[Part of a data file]
# # # # # # #

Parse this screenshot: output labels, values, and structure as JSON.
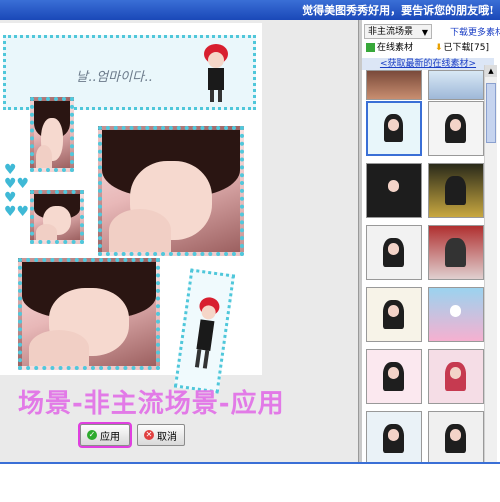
{
  "topbar": {
    "marquee": "觉得美图秀秀好用，要告诉您的朋友哦!"
  },
  "canvas": {
    "banner_text": "날..엄마이다..",
    "caption": "场景-非主流场景-应用"
  },
  "buttons": {
    "apply": "应用",
    "cancel": "取消"
  },
  "right": {
    "dropdown": "非主流场景",
    "more_link": "下载更多素材",
    "tab_online": "在线素材",
    "tab_downloaded": "已下载[75]",
    "latest_link": "<获取最新的在线素材>"
  },
  "colors": {
    "accent": "#3a6fd6",
    "frame": "#50c8dc",
    "caption": "#e27ae7"
  }
}
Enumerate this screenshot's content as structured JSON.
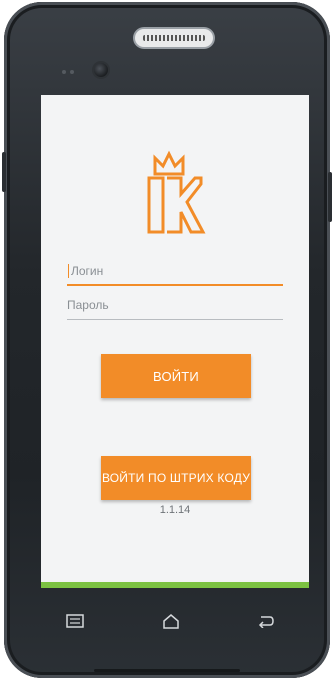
{
  "login": {
    "username_placeholder": "Логин",
    "password_placeholder": "Пароль",
    "login_button": "ВОЙТИ",
    "barcode_button": "ВОЙТИ ПО ШТРИХ КОДУ",
    "version": "1.1.14"
  },
  "colors": {
    "accent": "#f28c28",
    "bottom_bar": "#7cc242",
    "screen_bg": "#f3f4f5"
  },
  "icons": {
    "logo": "ik-crown-logo-icon",
    "nav_menu": "menu-icon",
    "nav_home": "home-icon",
    "nav_back": "back-icon"
  }
}
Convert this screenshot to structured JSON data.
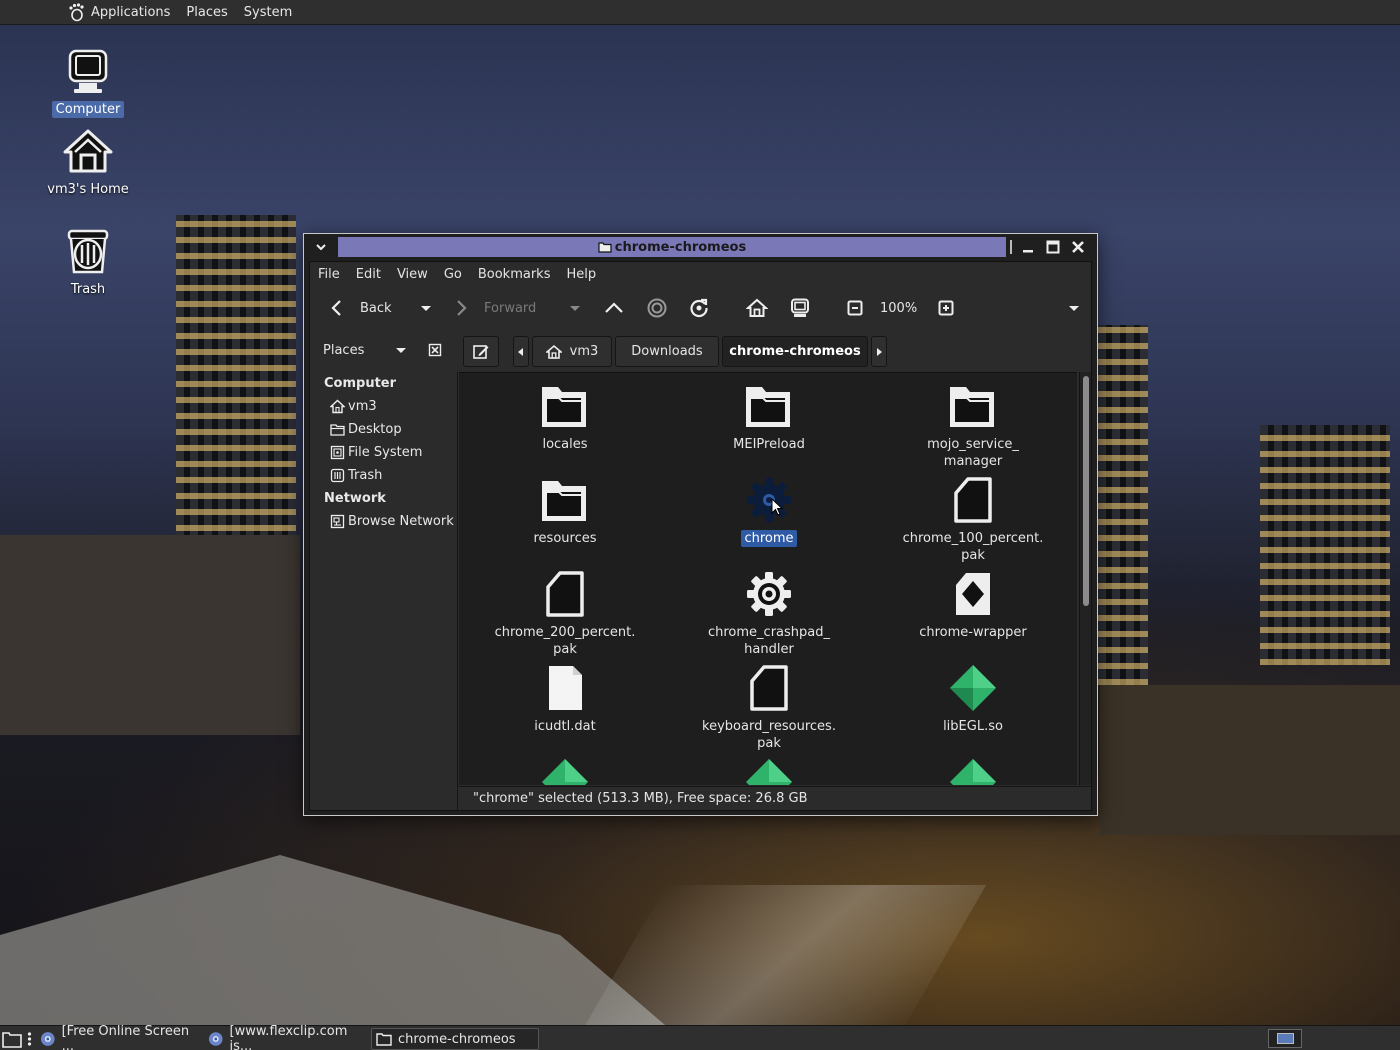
{
  "top_panel": {
    "items": [
      {
        "label": "Applications"
      },
      {
        "label": "Places"
      },
      {
        "label": "System"
      }
    ]
  },
  "desktop_icons": [
    {
      "label": "Computer",
      "icon": "computer-icon"
    },
    {
      "label": "vm3's Home",
      "icon": "home-icon"
    },
    {
      "label": "Trash",
      "icon": "trash-icon"
    }
  ],
  "window": {
    "title": "chrome-chromeos",
    "menu": [
      "File",
      "Edit",
      "View",
      "Go",
      "Bookmarks",
      "Help"
    ],
    "toolbar": {
      "back_label": "Back",
      "forward_label": "Forward",
      "zoom": "100%"
    },
    "places_label": "Places",
    "path": [
      "vm3",
      "Downloads",
      "chrome-chromeos"
    ],
    "sidebar": {
      "computer_head": "Computer",
      "computer_items": [
        {
          "label": "vm3",
          "icon": "home-icon"
        },
        {
          "label": "Desktop",
          "icon": "folder-icon"
        },
        {
          "label": "File System",
          "icon": "drive-icon"
        },
        {
          "label": "Trash",
          "icon": "trash-icon"
        }
      ],
      "network_head": "Network",
      "network_items": [
        {
          "label": "Browse Network",
          "icon": "network-icon"
        }
      ]
    },
    "files": [
      {
        "line1": "locales",
        "line2": "",
        "icon": "folder-icon"
      },
      {
        "line1": "MEIPreload",
        "line2": "",
        "icon": "folder-icon"
      },
      {
        "line1": "mojo_service_",
        "line2": "manager",
        "icon": "folder-icon"
      },
      {
        "line1": "resources",
        "line2": "",
        "icon": "folder-icon"
      },
      {
        "line1": "chrome",
        "line2": "",
        "icon": "executable-gear-icon",
        "selected": true
      },
      {
        "line1": "chrome_100_percent.",
        "line2": "pak",
        "icon": "file-icon"
      },
      {
        "line1": "chrome_200_percent.",
        "line2": "pak",
        "icon": "file-icon"
      },
      {
        "line1": "chrome_crashpad_",
        "line2": "handler",
        "icon": "executable-gear-icon"
      },
      {
        "line1": "chrome-wrapper",
        "line2": "",
        "icon": "script-icon"
      },
      {
        "line1": "icudtl.dat",
        "line2": "",
        "icon": "blank-file-icon"
      },
      {
        "line1": "keyboard_resources.",
        "line2": "pak",
        "icon": "file-icon"
      },
      {
        "line1": "libEGL.so",
        "line2": "",
        "icon": "library-icon"
      },
      {
        "line1": "",
        "line2": "",
        "icon": "library-icon"
      },
      {
        "line1": "",
        "line2": "",
        "icon": "library-icon"
      },
      {
        "line1": "",
        "line2": "",
        "icon": "library-icon"
      }
    ],
    "status": "\"chrome\" selected (513.3 MB), Free space: 26.8 GB"
  },
  "taskbar": [
    {
      "label": "[Free Online Screen ...",
      "icon": "browser-icon"
    },
    {
      "label": "[www.flexclip.com is...",
      "icon": "browser-icon"
    },
    {
      "label": "chrome-chromeos",
      "icon": "folder-icon",
      "active": true
    }
  ],
  "colors": {
    "titlebar_accent": "#7b78b8",
    "selection": "#2f5aa5",
    "library_green": "#2fb36a"
  }
}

# # # # # # #

Task objective - Every line that holds the string "ВОЙТИ" should be returned.

Full output -
    "login_button": "ВОЙТИ",
    "barcode_button": "ВОЙТИ ПО ШТРИХ КОДУ",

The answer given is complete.